Study questions
1. Answer these from the OmniSci dark mode post:
(a) What was OmniSci formerly called?
(b) What is the name of the UX design company the author founded?
(c) Omnisci-ui is an in-house theme for which library?
2. From the OmniSci dark mode post, extract everything from "My first project" down to "these giant screens." and copy it unchanged.

*** Given passage Section Begins ***

1/15/2021

Looking back at my 1st project as Product designer at OmniSci

I just celebrated my 3 years at OmniSci (formerly MapD). Looking back, my biggest highlight was to move from Frontend engineering to Product design. 22 years ago, the same year I founded my UX design company BioDesign, I started teaching programming, so I always had both interests. 

My first project in that new role was to convert the app to dark mode. I always vaguely dismissed the request for dark mode UI as a trend. But then I got a very specific use case: the condition for our app to be displayed on the giant screen of the NVIDIA GTC conference was that it needed to be in dark mode, light mode simply blasts way too much on these giant screens.

It was a Sunday and the conference was on the next day so no time for a new build. I wrote some javascript to run in the browser console to override the css on-the-fly. Here's the result:



I developed dark mode screens before, mostly for monitoring apps where users have to stare at it all day, to relax the eye. But my manager Christian Baptiste showed me how to use Material guidelines for dark themes which really added some structure to UI patterns I was mostly improvising until then. From there I developed Omnisci-ui, which is our in-house theme for RMWC, an excellent React Material library. We also developed, with Chrstian and my colleague Duncan lane, a set of reusable Figma components for our mockups to match our javascript components.

*** Given passage Section Ends ***
*** Dataset entries Section Begins ***

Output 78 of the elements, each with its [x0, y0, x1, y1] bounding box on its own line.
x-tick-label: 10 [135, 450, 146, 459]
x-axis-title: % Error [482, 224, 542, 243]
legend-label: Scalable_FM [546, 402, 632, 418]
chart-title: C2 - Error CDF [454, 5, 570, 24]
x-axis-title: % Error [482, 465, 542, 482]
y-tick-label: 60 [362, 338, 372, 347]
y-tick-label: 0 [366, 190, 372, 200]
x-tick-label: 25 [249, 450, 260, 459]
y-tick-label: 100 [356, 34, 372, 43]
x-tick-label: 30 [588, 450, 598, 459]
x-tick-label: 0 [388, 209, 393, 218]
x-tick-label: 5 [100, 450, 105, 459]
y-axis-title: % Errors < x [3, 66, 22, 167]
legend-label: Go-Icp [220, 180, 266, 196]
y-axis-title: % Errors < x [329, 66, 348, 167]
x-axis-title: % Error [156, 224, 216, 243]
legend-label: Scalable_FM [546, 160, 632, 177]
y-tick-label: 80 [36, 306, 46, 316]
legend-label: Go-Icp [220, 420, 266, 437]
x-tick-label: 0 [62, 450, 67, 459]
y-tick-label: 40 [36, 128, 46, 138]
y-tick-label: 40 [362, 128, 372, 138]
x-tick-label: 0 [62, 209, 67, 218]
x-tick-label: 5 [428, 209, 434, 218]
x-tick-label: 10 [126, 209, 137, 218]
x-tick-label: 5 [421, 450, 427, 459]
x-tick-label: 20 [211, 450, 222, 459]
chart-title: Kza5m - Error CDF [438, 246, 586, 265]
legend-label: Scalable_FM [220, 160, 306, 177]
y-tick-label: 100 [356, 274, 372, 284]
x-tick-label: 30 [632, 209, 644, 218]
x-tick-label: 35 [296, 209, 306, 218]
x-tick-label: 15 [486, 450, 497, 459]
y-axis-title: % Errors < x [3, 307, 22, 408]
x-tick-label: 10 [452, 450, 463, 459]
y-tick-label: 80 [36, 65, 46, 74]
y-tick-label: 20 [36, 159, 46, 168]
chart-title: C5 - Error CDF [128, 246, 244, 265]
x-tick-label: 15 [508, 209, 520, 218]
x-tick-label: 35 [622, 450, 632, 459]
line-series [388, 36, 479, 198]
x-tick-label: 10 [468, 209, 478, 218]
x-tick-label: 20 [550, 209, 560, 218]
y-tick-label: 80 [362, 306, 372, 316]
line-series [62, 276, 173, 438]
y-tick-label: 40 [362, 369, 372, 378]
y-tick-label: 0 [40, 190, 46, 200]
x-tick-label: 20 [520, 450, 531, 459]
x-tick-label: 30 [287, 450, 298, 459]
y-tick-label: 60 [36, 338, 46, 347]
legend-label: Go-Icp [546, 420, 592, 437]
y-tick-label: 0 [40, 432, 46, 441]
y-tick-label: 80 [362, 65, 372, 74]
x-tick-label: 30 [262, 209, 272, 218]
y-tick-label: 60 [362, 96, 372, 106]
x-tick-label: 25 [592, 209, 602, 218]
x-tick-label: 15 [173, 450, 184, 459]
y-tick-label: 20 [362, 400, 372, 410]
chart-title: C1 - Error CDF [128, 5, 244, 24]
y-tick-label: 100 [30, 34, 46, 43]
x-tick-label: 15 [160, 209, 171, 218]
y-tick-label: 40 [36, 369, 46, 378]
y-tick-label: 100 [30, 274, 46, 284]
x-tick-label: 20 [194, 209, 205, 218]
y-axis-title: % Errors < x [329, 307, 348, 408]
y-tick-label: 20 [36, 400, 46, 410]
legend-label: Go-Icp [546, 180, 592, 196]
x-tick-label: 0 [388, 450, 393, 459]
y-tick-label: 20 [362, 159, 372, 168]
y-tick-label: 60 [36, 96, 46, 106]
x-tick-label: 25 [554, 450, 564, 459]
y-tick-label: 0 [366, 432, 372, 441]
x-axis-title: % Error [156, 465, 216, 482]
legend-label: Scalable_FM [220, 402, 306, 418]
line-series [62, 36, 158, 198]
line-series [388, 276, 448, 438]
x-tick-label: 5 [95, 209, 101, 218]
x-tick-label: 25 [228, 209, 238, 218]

*** Dataset entries Section Ends ***

Answers for the exercise
1.
(a) MapD
(b) BioDesign
(c) RMWC

2.
My first project in that new role was to convert the app to dark mode. I always vaguely dismissed the request for dark mode UI as a trend. But then I got a very specific use case: the condition for our app to be displayed on the giant screen of the NVIDIA GTC conference was that it needed to be in dark mode, light mode simply blasts way too much on these giant screens.